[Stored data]
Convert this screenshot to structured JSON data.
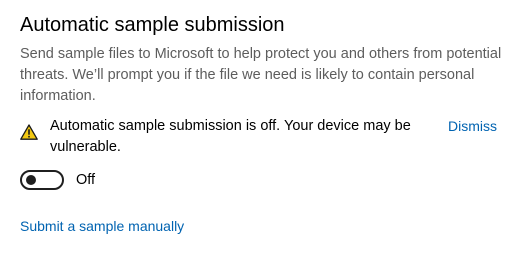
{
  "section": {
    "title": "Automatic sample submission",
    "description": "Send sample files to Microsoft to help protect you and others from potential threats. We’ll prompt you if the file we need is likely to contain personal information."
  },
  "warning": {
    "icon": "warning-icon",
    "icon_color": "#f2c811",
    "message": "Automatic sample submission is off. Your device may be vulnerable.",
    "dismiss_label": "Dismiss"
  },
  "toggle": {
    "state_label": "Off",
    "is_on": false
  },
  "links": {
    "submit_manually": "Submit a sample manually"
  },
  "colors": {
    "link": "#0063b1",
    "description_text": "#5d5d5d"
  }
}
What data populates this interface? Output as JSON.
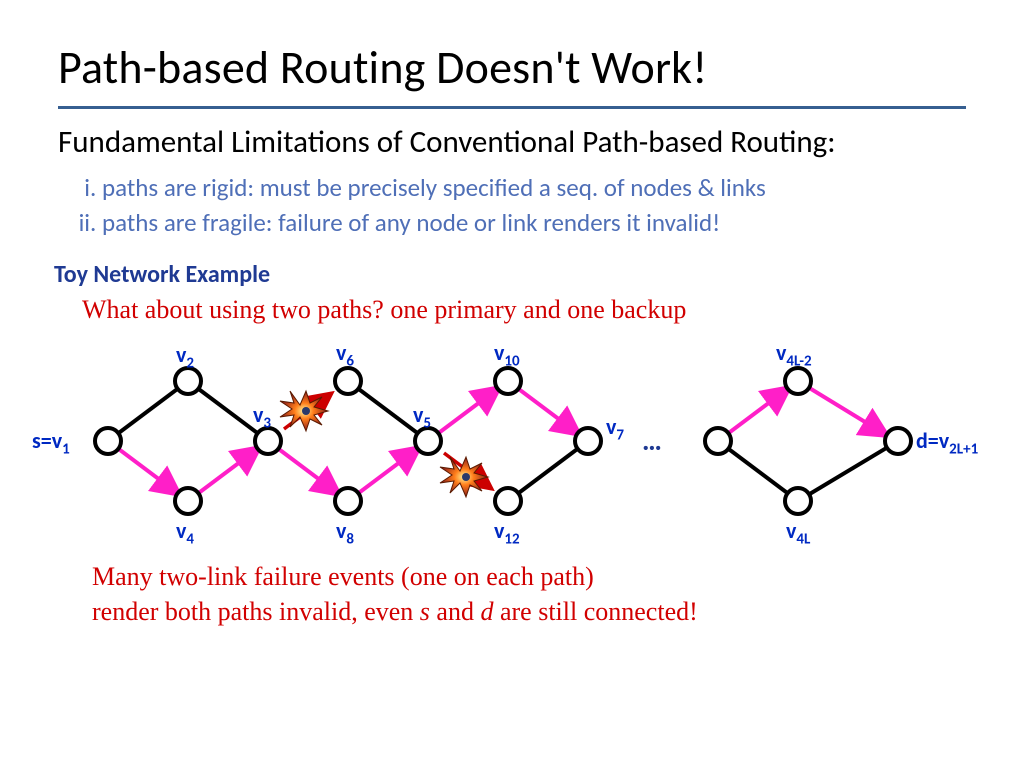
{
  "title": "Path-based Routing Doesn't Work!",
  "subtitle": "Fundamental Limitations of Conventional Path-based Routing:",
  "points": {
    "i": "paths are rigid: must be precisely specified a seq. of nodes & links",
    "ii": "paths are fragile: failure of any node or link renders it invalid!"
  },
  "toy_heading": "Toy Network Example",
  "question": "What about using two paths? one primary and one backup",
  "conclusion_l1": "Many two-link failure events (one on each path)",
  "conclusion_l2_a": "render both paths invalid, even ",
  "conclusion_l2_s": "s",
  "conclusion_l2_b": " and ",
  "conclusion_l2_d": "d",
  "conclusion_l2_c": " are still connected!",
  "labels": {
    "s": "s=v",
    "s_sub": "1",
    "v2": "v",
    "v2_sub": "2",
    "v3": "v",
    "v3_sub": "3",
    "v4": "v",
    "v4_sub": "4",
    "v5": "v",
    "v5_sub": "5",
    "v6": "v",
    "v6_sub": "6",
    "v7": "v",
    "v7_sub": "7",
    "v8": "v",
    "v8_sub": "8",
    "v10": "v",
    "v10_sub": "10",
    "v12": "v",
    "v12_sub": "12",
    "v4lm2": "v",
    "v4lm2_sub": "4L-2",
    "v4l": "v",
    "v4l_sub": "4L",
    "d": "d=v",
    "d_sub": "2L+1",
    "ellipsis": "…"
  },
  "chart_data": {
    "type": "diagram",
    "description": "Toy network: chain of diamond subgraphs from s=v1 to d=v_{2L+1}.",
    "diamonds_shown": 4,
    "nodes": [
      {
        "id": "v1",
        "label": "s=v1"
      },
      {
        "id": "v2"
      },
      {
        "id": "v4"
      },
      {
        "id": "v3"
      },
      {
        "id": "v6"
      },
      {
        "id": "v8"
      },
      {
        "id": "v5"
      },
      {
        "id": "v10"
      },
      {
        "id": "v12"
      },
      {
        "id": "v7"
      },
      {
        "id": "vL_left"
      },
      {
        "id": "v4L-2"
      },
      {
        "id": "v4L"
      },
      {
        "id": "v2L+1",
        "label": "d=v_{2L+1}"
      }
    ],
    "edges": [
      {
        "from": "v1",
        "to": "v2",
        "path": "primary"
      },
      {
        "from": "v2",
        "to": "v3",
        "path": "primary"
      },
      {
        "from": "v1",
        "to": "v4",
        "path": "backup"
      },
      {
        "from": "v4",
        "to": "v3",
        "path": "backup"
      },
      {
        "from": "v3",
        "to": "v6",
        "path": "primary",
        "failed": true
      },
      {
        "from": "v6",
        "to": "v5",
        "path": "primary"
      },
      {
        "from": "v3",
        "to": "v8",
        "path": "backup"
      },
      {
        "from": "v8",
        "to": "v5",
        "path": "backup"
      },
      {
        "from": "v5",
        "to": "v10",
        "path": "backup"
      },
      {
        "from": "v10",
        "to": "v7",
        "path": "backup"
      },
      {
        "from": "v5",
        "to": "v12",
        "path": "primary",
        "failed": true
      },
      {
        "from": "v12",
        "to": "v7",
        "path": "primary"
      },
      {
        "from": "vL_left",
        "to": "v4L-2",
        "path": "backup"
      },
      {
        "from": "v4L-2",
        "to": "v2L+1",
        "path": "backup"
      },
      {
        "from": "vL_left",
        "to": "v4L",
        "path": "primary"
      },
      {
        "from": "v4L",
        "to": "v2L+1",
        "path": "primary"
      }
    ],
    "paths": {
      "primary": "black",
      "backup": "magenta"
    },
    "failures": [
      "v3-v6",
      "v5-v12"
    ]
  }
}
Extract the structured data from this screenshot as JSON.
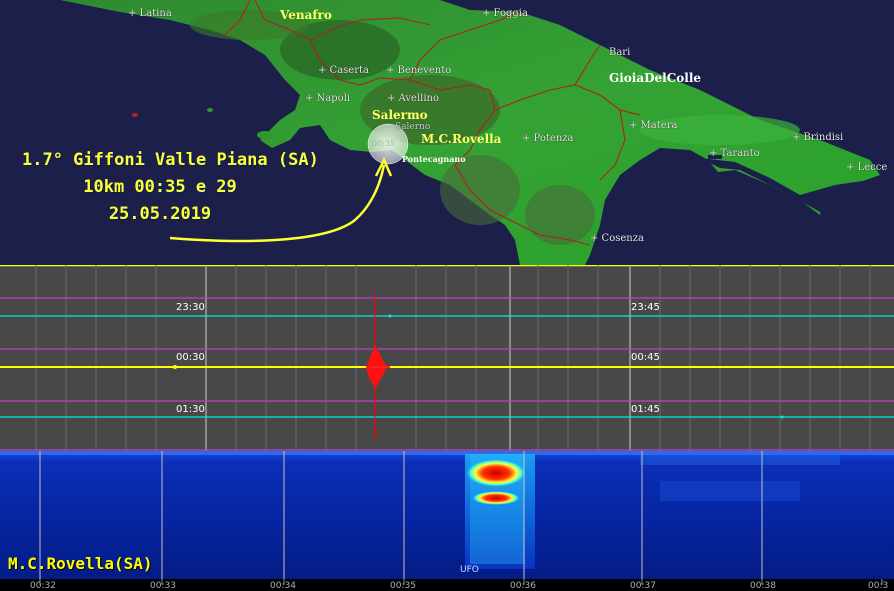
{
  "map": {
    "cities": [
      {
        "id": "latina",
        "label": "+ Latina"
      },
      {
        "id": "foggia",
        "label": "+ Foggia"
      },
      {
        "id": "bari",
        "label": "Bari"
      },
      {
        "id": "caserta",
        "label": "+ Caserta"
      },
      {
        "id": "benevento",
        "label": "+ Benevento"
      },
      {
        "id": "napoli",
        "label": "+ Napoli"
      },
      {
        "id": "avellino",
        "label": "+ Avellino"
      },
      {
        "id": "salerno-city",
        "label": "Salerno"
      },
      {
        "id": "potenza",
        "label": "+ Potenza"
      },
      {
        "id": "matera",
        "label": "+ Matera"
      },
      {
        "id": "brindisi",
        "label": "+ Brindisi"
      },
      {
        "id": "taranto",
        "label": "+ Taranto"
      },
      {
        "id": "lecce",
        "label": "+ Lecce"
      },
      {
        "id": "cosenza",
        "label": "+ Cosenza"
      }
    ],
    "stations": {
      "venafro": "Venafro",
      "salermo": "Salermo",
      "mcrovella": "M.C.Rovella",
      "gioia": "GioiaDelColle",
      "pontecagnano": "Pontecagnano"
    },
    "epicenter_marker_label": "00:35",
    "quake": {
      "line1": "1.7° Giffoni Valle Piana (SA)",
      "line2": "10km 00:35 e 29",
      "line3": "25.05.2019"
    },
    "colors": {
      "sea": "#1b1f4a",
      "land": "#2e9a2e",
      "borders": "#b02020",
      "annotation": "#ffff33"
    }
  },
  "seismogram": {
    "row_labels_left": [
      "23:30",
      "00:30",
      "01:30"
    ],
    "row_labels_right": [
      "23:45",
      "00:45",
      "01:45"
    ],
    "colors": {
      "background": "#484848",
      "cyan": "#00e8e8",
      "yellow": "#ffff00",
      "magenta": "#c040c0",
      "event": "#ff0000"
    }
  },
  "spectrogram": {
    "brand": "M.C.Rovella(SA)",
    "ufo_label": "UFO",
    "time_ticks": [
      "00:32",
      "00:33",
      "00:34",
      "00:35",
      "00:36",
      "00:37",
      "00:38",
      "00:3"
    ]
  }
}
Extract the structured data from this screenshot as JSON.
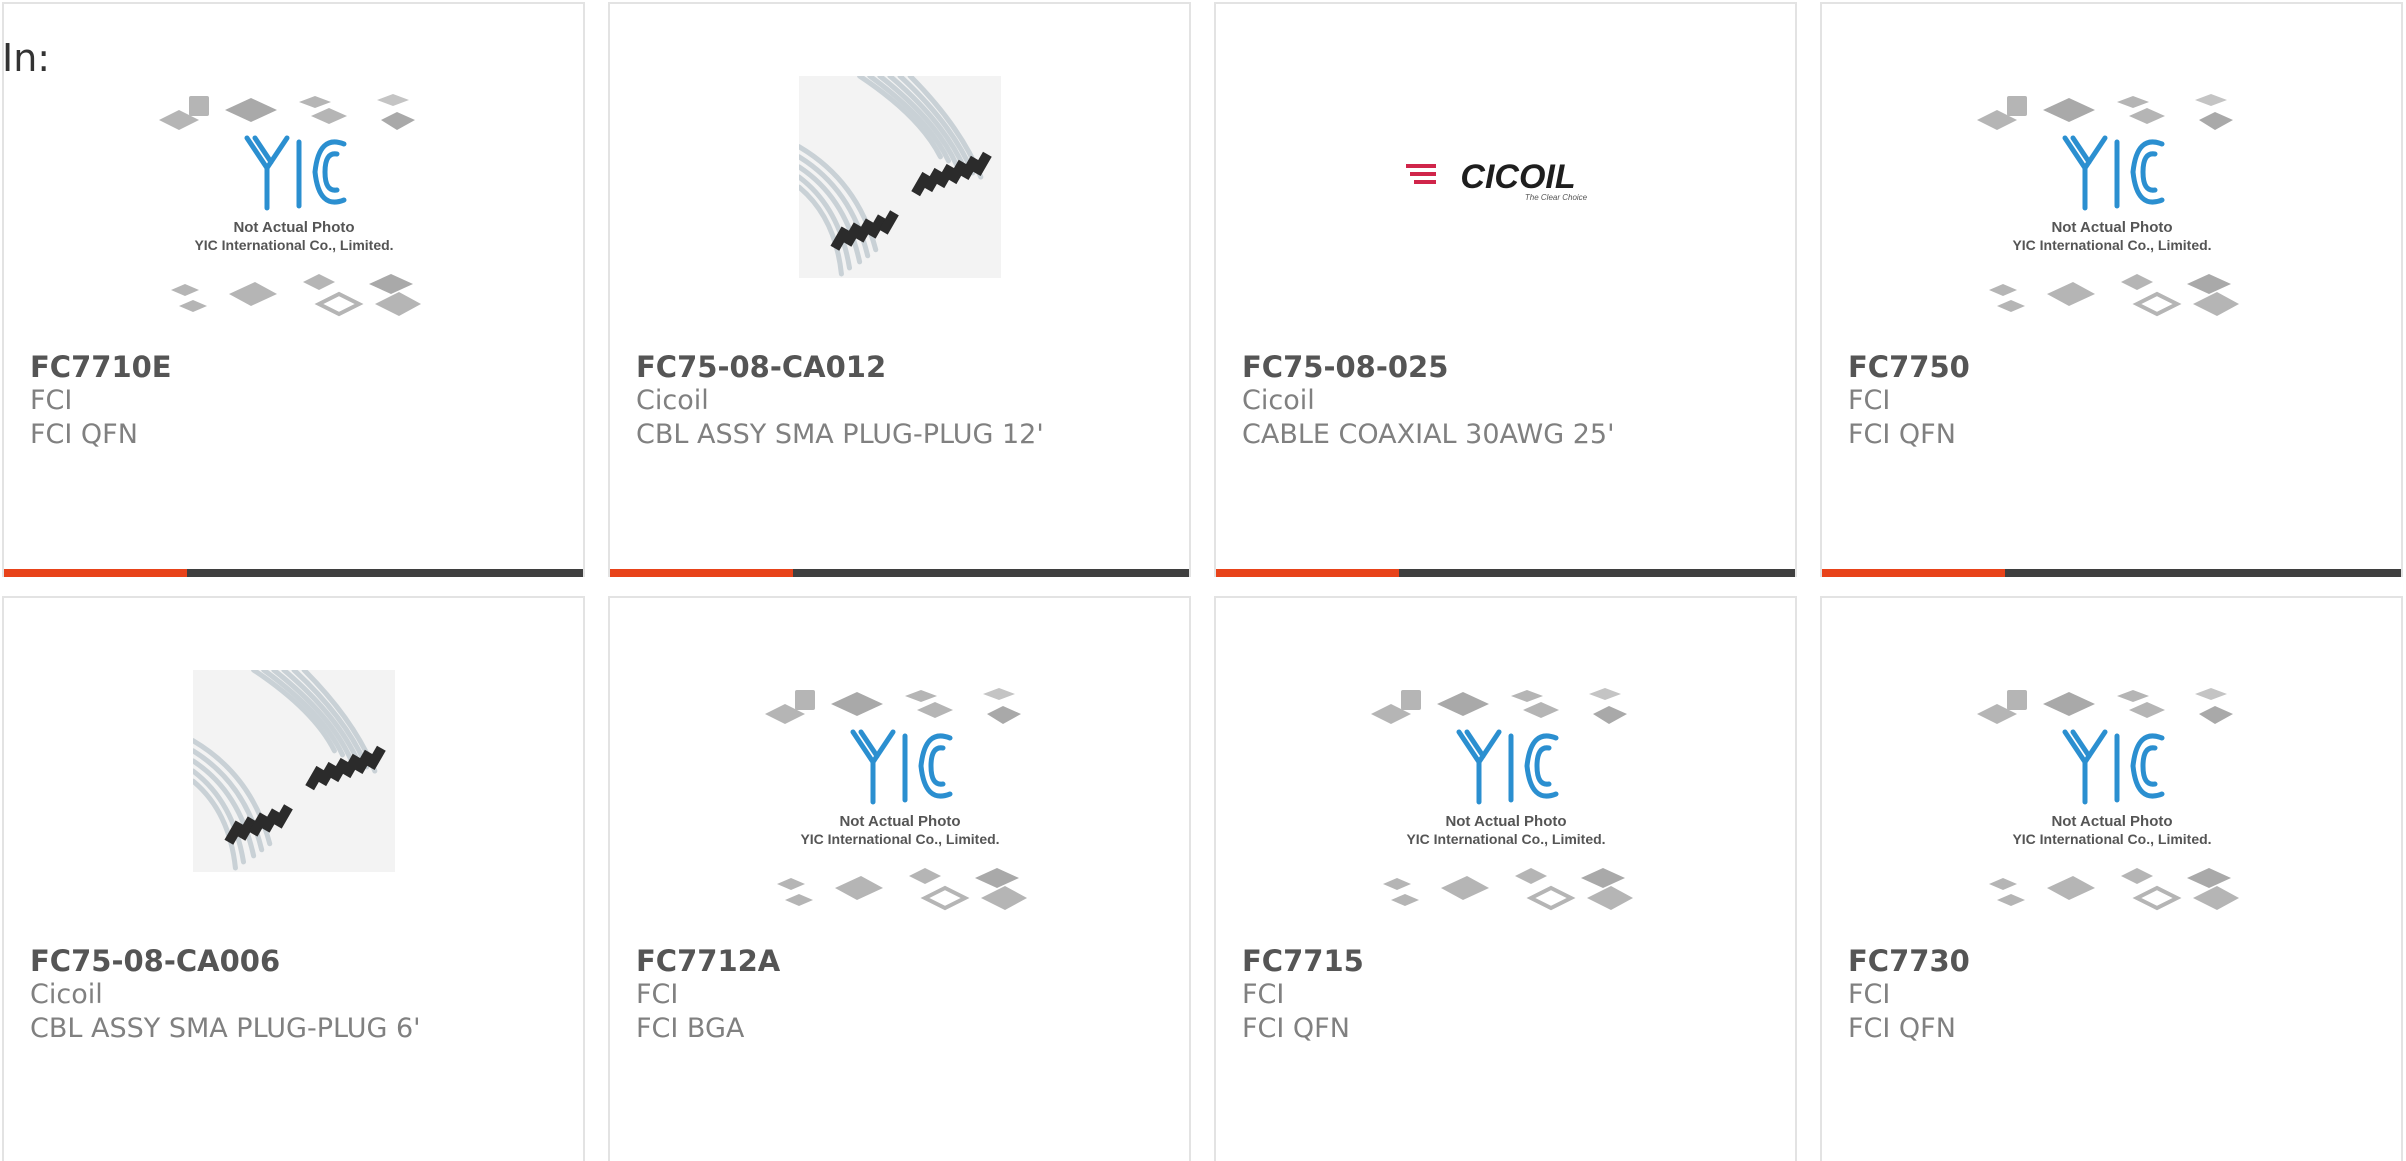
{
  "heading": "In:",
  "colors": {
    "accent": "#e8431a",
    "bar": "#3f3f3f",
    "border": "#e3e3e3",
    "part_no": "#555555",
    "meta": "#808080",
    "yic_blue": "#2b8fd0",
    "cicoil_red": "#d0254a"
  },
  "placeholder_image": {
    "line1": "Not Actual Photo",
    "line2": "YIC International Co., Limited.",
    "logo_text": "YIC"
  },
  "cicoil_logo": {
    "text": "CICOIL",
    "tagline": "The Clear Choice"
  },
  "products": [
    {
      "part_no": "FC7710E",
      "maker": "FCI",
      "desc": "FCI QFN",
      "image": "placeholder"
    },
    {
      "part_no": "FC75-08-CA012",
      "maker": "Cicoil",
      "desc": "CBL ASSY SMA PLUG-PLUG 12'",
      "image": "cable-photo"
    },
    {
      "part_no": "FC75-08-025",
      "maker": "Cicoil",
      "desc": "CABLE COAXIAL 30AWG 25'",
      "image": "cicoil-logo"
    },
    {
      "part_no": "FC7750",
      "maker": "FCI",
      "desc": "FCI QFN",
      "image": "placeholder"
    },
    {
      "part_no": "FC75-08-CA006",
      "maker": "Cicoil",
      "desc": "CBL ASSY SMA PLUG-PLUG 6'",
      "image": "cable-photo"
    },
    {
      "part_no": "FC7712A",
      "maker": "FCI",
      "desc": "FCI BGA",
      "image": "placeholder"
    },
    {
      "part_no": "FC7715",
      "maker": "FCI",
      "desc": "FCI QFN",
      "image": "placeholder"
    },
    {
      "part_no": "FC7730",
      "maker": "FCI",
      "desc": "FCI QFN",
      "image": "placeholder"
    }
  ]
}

TO DO:
State the number of lines in the records that contain the string "JSON", and nothing more.

FINISHED EXERCISE:
4